WHAT YOU ARE ASKED TO DO: Scan the data below and pick out the lines containing the word "затем".

Saved entries:
## Start
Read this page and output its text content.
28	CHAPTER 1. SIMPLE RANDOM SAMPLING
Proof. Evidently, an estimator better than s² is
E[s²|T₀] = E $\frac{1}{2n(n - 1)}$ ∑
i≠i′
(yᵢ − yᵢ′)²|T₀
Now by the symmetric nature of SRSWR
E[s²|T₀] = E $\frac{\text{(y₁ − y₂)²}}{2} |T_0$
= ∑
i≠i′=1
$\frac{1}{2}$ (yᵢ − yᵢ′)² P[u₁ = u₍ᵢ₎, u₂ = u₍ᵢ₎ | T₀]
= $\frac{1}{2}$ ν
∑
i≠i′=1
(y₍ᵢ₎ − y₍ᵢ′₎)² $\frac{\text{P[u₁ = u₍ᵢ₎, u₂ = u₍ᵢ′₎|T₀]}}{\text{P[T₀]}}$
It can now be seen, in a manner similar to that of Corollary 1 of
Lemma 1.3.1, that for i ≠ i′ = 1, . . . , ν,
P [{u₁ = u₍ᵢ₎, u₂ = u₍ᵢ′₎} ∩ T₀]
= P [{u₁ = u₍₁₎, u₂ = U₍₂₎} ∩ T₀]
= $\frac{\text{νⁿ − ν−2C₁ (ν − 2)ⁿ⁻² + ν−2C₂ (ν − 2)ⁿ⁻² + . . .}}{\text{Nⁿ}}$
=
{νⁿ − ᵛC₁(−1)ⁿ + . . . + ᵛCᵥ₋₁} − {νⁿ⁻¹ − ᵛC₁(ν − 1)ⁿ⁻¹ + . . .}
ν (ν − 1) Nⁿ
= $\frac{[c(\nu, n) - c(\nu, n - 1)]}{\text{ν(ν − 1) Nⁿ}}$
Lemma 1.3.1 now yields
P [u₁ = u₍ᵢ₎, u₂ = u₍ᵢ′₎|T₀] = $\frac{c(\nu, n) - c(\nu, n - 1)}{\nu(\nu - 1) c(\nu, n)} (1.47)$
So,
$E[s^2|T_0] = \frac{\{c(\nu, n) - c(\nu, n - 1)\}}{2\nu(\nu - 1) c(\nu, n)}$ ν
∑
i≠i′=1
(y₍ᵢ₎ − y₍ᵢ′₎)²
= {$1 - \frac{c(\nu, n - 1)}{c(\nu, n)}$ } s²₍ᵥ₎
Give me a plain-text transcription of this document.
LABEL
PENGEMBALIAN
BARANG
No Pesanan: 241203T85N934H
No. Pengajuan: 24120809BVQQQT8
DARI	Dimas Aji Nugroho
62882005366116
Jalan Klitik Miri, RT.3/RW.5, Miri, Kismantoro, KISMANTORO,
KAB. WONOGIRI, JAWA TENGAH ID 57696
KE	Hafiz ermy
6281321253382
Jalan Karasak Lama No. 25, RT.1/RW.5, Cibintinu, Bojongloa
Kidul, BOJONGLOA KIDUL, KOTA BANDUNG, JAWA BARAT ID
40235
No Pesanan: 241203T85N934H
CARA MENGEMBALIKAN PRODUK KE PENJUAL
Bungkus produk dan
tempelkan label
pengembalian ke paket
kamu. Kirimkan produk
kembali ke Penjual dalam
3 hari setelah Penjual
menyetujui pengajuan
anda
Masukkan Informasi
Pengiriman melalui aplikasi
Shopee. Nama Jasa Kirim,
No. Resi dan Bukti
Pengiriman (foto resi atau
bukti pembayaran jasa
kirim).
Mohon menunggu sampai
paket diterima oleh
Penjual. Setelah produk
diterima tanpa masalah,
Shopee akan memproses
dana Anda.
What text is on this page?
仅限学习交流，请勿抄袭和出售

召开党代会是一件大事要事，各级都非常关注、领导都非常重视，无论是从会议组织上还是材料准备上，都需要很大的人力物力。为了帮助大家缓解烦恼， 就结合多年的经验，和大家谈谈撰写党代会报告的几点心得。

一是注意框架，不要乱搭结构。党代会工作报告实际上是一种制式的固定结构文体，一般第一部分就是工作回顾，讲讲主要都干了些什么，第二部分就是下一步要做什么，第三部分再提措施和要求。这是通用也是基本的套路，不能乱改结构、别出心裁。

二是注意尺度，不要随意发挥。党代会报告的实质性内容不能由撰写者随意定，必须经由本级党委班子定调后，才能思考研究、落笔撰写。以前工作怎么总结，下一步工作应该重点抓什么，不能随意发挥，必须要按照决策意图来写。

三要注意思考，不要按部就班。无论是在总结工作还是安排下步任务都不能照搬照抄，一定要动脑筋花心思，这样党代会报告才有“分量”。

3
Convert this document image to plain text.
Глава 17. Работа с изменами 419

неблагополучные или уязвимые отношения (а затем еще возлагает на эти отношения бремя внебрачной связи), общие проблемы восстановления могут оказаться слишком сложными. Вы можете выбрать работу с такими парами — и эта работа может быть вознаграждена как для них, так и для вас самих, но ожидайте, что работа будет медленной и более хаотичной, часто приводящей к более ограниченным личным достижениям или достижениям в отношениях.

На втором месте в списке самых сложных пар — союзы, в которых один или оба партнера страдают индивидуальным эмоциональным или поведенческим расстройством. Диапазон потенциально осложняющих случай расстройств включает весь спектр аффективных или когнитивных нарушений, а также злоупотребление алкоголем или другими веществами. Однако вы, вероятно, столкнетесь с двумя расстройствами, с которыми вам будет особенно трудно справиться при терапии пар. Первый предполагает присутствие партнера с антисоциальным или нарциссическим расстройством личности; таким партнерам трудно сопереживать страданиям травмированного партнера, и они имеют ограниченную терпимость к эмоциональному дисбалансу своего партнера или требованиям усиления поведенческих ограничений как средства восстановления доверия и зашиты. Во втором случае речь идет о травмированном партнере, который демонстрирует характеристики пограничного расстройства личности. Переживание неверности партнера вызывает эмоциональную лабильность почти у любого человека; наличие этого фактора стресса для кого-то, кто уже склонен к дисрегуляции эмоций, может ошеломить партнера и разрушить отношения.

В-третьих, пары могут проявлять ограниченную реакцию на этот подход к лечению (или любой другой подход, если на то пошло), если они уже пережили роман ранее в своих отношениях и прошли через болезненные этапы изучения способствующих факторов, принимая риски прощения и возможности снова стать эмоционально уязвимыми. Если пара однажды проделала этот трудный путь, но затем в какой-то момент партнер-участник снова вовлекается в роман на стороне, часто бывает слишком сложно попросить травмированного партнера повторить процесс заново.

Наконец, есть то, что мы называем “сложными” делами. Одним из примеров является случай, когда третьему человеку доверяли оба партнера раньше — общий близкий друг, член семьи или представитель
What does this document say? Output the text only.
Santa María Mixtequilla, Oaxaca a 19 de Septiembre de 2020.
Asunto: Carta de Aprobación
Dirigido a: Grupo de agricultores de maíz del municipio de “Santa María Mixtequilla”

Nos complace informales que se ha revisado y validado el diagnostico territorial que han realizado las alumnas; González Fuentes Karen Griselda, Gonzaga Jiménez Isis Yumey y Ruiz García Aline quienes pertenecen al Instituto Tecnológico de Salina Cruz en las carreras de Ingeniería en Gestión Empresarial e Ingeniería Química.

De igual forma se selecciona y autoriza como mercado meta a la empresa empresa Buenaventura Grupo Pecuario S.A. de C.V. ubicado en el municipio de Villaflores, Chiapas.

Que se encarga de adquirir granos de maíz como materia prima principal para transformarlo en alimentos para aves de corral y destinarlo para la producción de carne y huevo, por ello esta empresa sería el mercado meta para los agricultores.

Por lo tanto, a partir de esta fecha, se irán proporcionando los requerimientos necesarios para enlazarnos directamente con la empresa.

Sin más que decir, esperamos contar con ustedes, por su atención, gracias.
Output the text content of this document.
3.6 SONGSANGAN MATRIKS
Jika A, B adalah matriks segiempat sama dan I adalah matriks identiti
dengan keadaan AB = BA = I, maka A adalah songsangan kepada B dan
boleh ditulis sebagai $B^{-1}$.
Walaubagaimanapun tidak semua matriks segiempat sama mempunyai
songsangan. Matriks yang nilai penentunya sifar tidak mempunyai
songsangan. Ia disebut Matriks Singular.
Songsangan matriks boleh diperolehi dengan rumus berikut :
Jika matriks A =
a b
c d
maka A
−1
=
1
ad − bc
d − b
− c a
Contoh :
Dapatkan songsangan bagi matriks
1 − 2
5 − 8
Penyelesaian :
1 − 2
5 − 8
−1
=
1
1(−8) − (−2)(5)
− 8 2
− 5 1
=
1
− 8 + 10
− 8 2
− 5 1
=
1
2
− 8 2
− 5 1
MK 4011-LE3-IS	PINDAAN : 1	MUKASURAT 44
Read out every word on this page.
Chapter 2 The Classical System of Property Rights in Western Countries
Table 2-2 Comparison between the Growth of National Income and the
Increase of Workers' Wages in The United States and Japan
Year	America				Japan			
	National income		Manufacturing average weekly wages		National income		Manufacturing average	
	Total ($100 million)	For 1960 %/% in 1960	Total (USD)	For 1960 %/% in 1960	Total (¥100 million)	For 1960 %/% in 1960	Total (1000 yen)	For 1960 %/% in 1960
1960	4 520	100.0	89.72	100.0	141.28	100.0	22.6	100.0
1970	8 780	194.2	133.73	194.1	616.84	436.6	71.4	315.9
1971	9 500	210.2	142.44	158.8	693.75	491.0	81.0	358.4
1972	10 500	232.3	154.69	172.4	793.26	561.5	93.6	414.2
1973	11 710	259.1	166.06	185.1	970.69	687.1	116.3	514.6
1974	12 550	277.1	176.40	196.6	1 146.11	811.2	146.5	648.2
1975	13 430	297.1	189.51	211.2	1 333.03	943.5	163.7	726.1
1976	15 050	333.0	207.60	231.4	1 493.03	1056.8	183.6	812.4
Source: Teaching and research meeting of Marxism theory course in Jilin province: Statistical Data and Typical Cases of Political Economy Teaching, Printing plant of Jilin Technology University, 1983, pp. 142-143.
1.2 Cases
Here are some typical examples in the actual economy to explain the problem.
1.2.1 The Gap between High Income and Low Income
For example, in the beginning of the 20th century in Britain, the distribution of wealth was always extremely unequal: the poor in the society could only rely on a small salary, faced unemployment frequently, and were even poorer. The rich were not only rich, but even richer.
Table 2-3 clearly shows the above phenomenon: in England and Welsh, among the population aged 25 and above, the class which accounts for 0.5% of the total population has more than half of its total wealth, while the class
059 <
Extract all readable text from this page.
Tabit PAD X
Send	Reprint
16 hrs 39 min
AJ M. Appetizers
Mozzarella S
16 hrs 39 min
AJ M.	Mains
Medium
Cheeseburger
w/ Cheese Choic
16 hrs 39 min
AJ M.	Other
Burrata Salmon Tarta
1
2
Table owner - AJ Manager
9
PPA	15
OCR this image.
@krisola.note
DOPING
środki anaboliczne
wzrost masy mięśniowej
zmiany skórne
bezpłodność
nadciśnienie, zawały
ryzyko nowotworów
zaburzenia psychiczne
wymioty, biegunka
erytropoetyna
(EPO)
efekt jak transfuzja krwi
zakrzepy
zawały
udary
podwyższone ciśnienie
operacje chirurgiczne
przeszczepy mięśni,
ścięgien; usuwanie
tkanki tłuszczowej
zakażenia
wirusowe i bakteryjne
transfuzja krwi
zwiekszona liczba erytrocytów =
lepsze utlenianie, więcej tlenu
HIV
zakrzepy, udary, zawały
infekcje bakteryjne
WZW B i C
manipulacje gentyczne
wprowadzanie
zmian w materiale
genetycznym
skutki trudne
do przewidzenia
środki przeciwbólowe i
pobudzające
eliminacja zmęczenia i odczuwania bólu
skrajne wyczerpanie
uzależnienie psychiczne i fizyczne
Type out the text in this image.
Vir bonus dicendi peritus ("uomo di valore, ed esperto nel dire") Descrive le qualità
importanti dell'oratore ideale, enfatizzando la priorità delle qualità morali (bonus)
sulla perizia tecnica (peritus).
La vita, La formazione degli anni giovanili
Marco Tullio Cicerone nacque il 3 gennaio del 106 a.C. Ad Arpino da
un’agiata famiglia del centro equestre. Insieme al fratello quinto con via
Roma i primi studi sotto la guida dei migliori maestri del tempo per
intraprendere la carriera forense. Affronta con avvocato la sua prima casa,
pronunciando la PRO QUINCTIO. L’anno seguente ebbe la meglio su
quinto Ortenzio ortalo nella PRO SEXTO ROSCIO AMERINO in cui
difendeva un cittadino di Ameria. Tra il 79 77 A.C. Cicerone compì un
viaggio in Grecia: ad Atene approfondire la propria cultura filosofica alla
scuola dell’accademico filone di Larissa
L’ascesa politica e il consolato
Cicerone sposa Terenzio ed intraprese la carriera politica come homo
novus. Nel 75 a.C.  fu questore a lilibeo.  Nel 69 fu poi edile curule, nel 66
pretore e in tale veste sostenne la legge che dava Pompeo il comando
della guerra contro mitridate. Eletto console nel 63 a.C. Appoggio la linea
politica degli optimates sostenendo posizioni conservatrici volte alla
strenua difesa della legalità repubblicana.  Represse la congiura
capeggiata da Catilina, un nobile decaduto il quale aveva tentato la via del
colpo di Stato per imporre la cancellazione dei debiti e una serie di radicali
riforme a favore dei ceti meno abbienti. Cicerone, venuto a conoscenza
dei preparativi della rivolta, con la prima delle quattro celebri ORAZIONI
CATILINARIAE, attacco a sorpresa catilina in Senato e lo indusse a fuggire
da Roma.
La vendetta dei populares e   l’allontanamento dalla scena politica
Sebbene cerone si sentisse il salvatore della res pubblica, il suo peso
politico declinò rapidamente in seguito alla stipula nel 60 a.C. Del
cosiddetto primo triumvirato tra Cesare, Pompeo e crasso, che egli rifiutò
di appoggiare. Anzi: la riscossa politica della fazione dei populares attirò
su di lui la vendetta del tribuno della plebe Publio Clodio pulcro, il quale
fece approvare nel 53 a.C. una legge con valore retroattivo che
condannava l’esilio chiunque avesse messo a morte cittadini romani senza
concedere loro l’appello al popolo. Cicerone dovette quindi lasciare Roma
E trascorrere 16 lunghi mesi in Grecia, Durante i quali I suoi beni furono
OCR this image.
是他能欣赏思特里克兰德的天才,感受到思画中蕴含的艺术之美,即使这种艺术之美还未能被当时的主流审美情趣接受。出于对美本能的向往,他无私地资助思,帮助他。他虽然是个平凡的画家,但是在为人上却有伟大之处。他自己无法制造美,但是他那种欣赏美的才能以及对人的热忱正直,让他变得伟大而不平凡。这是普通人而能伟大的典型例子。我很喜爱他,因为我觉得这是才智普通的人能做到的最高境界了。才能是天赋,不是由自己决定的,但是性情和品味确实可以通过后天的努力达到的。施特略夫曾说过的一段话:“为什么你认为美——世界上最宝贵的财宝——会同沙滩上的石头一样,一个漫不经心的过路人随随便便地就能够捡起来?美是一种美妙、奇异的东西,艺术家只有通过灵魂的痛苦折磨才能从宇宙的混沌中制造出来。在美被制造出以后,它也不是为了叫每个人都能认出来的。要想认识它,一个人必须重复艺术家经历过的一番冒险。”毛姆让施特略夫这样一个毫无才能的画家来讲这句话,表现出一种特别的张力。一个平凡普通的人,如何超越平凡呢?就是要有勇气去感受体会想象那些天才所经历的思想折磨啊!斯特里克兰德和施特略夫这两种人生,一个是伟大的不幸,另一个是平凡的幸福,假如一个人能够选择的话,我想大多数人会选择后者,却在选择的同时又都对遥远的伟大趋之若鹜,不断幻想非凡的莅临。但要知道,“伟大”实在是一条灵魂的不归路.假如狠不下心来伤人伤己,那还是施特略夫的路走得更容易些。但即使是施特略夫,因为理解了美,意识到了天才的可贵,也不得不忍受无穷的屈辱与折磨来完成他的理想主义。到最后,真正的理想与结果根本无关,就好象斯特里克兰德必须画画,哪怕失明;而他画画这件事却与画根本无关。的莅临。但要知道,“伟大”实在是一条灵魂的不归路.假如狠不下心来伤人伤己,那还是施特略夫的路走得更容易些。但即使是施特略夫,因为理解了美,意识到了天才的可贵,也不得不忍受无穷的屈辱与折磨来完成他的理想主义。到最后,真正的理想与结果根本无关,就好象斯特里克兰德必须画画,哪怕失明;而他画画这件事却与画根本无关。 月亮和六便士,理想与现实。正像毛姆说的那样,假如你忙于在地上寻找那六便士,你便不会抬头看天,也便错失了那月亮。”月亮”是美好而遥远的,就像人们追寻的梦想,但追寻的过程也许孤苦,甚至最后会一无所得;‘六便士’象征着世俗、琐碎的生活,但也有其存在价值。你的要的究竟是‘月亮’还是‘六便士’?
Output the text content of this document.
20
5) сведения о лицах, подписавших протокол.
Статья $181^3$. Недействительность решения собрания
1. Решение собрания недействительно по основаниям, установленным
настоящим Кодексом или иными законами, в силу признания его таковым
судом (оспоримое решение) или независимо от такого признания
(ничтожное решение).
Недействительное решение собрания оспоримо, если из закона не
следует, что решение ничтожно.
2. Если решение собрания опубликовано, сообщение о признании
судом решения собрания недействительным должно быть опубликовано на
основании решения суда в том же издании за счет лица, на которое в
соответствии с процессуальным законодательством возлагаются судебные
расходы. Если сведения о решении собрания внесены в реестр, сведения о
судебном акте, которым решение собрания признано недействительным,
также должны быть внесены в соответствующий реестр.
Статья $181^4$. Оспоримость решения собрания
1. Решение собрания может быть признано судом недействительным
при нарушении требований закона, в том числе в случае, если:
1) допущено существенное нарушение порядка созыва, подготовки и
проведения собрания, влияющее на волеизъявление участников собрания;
## End
SOLUTION TO THE EXERCISE:
неблагополучные или уязвимые отношения (а затем еще возлагает на эти отношения бремя внебрачной связи), общие проблемы восстановления могут оказаться слишком сложными. Вы можете выбрать работу с такими парами — и эта работа может быть вознаграждена как для них, так и для вас самих, но ожидайте, что работа будет медленной и более хаотичной, часто приводящей к более ограниченным личным достижениям или достижениям в отношениях.
В-третьих, пары могут проявлять ограниченную реакцию на этот подход к лечению (или любой другой подход, если на то пошло), если они уже пережили роман ранее в своих отношениях и прошли через болезненные этапы изучения способствующих факторов, принимая риски прощения и возможности снова стать эмоционально уязвимыми. Если пара однажды проделала этот трудный путь, но затем в какой-то момент партнер-участник снова вовлекается в роман на стороне, часто бывает слишком сложно попросить травмированного партнера повторить процесс заново.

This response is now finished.